OBJECTIVE
Report how many lines of the following entries include the string "JSON"; respond with the number alone.

TASK INPUTS

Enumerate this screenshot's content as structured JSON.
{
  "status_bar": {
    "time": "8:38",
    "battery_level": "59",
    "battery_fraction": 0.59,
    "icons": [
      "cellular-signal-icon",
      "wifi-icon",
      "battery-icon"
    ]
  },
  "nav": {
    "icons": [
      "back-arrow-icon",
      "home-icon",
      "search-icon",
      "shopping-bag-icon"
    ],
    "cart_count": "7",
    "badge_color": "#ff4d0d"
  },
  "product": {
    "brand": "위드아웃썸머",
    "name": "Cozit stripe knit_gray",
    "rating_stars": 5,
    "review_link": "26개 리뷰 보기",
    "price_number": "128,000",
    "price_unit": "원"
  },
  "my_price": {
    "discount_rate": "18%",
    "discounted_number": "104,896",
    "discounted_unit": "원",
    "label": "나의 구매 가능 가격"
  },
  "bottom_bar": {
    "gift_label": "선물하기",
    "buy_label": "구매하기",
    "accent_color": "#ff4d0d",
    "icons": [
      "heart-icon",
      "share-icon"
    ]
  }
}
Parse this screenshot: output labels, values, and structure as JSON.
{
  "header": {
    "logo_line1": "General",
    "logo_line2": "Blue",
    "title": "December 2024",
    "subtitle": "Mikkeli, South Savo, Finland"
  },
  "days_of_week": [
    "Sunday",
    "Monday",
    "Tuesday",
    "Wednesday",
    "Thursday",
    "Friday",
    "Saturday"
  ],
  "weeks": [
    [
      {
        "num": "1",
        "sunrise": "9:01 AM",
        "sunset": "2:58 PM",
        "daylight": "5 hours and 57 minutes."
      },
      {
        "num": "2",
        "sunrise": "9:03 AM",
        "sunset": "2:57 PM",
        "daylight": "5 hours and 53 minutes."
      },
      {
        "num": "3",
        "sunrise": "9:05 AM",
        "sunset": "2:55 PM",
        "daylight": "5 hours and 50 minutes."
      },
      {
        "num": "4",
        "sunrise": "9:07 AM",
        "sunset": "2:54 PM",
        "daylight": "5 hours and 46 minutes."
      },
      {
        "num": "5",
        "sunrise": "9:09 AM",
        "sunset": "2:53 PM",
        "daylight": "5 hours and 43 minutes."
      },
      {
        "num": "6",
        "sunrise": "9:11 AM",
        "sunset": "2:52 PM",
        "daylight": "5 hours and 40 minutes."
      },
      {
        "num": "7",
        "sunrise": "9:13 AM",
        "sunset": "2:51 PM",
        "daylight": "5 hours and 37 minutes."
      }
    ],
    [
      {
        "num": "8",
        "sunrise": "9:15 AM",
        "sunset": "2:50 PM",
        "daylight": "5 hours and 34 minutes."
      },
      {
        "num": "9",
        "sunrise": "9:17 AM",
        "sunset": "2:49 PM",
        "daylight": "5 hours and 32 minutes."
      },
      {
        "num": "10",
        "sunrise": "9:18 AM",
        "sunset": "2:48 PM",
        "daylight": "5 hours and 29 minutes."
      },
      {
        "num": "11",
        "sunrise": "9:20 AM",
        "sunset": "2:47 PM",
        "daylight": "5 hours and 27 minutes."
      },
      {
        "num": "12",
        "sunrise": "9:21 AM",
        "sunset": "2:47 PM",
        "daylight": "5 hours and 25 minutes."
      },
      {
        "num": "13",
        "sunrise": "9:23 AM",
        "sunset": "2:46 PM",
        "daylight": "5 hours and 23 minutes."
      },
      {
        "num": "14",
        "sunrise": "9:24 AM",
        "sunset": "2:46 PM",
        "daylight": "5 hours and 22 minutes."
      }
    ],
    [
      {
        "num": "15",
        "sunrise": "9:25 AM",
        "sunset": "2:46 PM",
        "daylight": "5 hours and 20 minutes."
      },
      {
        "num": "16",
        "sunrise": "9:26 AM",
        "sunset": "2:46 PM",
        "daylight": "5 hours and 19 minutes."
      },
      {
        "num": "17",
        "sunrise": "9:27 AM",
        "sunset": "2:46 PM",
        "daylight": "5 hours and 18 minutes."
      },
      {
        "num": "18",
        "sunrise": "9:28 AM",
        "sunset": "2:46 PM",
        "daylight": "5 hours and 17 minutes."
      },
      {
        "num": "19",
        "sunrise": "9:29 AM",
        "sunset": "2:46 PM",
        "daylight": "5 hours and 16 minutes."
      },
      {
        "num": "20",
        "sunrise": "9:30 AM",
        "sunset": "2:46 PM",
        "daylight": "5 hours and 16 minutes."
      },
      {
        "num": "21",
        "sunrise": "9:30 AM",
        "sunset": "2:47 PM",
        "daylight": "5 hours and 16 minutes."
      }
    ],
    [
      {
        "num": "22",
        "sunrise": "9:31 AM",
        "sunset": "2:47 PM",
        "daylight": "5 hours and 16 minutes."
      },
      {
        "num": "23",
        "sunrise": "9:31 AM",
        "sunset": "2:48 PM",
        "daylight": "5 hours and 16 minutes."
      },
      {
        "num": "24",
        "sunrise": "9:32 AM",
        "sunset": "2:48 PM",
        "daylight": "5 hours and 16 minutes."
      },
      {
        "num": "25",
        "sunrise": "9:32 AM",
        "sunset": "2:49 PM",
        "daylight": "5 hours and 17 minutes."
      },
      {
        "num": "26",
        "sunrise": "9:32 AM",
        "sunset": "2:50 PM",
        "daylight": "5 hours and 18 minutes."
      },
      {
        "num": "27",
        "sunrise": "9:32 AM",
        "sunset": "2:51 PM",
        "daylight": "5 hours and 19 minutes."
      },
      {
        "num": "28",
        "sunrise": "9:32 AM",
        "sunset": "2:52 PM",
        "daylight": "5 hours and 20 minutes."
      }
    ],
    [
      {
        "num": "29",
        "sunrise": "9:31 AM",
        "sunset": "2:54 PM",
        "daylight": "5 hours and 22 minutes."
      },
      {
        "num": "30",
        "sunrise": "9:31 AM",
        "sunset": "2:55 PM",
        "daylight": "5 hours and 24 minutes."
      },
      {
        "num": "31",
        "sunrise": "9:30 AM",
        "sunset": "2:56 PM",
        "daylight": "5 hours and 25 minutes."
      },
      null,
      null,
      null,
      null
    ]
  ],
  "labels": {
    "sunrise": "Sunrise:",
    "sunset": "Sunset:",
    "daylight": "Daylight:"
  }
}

EXERCISE SOLUTION
2